----- Records for processing

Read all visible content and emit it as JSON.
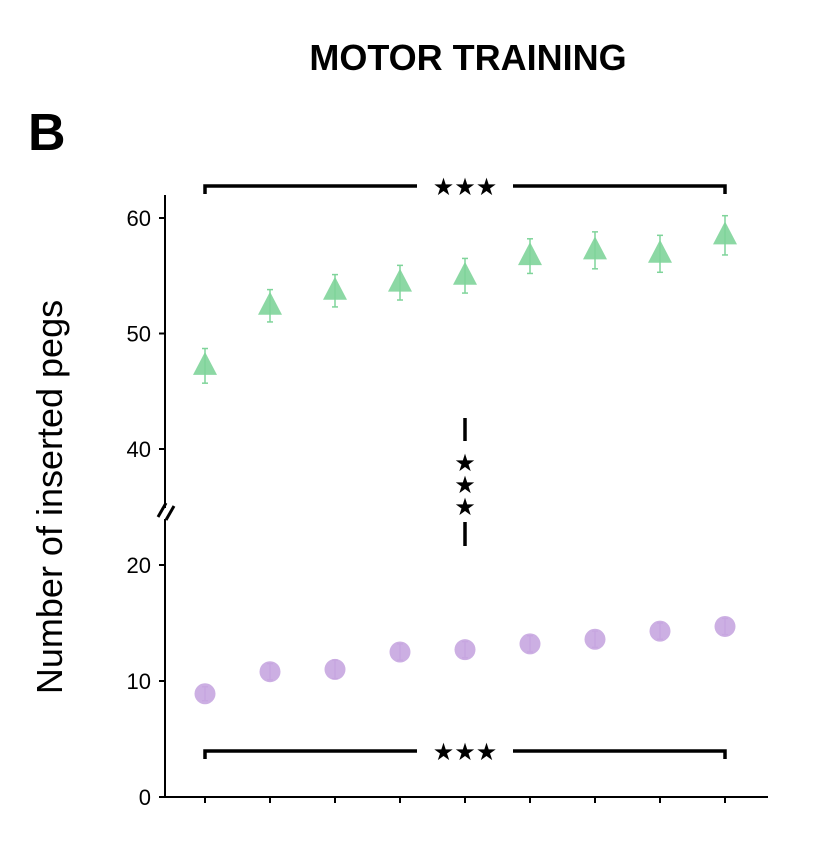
{
  "title": "MOTOR TRAINING",
  "panel_label": "B",
  "chart_data": {
    "type": "scatter",
    "title": "MOTOR TRAINING",
    "xlabel": "",
    "ylabel": "Number of inserted pegs",
    "y_ticks": [
      0,
      10,
      20,
      40,
      50,
      60
    ],
    "y_axis_break": [
      25,
      35
    ],
    "ylim": [
      0,
      62
    ],
    "x": [
      1,
      2,
      3,
      4,
      5,
      6,
      7,
      8,
      9
    ],
    "series": [
      {
        "marker": "triangle",
        "color": "#7fd49a",
        "values": [
          47.2,
          52.4,
          53.7,
          54.4,
          55.0,
          56.7,
          57.2,
          56.9,
          58.5
        ],
        "errors": [
          1.5,
          1.4,
          1.4,
          1.5,
          1.5,
          1.5,
          1.6,
          1.6,
          1.7
        ]
      },
      {
        "marker": "circle",
        "color": "#c7a6e0",
        "values": [
          8.9,
          10.8,
          11.0,
          12.5,
          12.7,
          13.2,
          13.6,
          14.3,
          14.7
        ],
        "errors": [
          0.6,
          0.7,
          0.8,
          0.7,
          0.7,
          0.7,
          0.7,
          0.7,
          0.7
        ]
      }
    ],
    "significance": [
      {
        "between": "first and last point of upper series",
        "label": "★★★"
      },
      {
        "between": "upper and lower series",
        "label": "★★★"
      },
      {
        "between": "first and last point of lower series",
        "label": "★★★"
      }
    ],
    "grid": false
  }
}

----------

What is expected> Omit every picture while copying the listing above exactly.

Solution for this exercise>
Read all visible content and emit it as JSON.
{
  "title": "MOTOR TRAINING",
  "panel_label": "B",
  "chart_data": {
    "type": "scatter",
    "title": "MOTOR TRAINING",
    "xlabel": "",
    "ylabel": "Number of inserted pegs",
    "y_ticks": [
      0,
      10,
      20,
      40,
      50,
      60
    ],
    "y_axis_break": [
      25,
      35
    ],
    "ylim": [
      0,
      62
    ],
    "x": [
      1,
      2,
      3,
      4,
      5,
      6,
      7,
      8,
      9
    ],
    "series": [
      {
        "marker": "triangle",
        "color": "#7fd49a",
        "values": [
          47.2,
          52.4,
          53.7,
          54.4,
          55.0,
          56.7,
          57.2,
          56.9,
          58.5
        ],
        "errors": [
          1.5,
          1.4,
          1.4,
          1.5,
          1.5,
          1.5,
          1.6,
          1.6,
          1.7
        ]
      },
      {
        "marker": "circle",
        "color": "#c7a6e0",
        "values": [
          8.9,
          10.8,
          11.0,
          12.5,
          12.7,
          13.2,
          13.6,
          14.3,
          14.7
        ],
        "errors": [
          0.6,
          0.7,
          0.8,
          0.7,
          0.7,
          0.7,
          0.7,
          0.7,
          0.7
        ]
      }
    ],
    "significance": [
      {
        "between": "first and last point of upper series",
        "label": "★★★"
      },
      {
        "between": "upper and lower series",
        "label": "★★★"
      },
      {
        "between": "first and last point of lower series",
        "label": "★★★"
      }
    ],
    "grid": false
  }
}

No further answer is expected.